BEGIN

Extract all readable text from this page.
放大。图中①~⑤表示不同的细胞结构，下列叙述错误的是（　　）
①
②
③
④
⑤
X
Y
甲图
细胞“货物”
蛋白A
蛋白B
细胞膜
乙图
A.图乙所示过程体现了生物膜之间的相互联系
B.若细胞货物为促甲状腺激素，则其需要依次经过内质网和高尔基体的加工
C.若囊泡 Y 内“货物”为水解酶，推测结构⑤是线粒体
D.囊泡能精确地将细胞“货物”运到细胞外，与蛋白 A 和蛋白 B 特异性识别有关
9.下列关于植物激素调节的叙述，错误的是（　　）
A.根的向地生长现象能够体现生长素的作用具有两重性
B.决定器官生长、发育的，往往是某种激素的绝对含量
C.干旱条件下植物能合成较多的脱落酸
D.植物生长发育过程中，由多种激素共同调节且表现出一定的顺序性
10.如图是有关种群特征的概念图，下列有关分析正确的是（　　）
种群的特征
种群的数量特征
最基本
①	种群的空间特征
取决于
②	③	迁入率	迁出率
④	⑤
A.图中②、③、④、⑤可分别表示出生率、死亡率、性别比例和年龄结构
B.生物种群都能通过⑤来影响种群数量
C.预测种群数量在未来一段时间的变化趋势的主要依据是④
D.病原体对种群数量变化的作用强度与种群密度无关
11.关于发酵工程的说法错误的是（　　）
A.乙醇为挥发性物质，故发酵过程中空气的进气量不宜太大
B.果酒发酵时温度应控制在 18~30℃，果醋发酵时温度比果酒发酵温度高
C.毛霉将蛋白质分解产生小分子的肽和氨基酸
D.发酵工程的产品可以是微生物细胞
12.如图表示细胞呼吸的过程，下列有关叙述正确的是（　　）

END

**Task brief**
Return every entry verbatim.

**Task result**
Extract all readable text from this page.
放大。图中①~⑤表示不同的细胞结构，下列叙述错误的是（　　）
①
②
③
④
⑤
X
Y
甲图
细胞“货物”
蛋白A
蛋白B
细胞膜
乙图
A.图乙所示过程体现了生物膜之间的相互联系
B.若细胞货物为促甲状腺激素，则其需要依次经过内质网和高尔基体的加工
C.若囊泡 Y 内“货物”为水解酶，推测结构⑤是线粒体
D.囊泡能精确地将细胞“货物”运到细胞外，与蛋白 A 和蛋白 B 特异性识别有关
9.下列关于植物激素调节的叙述，错误的是（　　）
A.根的向地生长现象能够体现生长素的作用具有两重性
B.决定器官生长、发育的，往往是某种激素的绝对含量
C.干旱条件下植物能合成较多的脱落酸
D.植物生长发育过程中，由多种激素共同调节且表现出一定的顺序性
10.如图是有关种群特征的概念图，下列有关分析正确的是（　　）
种群的特征
种群的数量特征
最基本
①	种群的空间特征
取决于
②	③	迁入率	迁出率
④	⑤
A.图中②、③、④、⑤可分别表示出生率、死亡率、性别比例和年龄结构
B.生物种群都能通过⑤来影响种群数量
C.预测种群数量在未来一段时间的变化趋势的主要依据是④
D.病原体对种群数量变化的作用强度与种群密度无关
11.关于发酵工程的说法错误的是（　　）
A.乙醇为挥发性物质，故发酵过程中空气的进气量不宜太大
B.果酒发酵时温度应控制在 18~30℃，果醋发酵时温度比果酒发酵温度高
C.毛霉将蛋白质分解产生小分子的肽和氨基酸
D.发酵工程的产品可以是微生物细胞
12.如图表示细胞呼吸的过程，下列有关叙述正确的是（　　）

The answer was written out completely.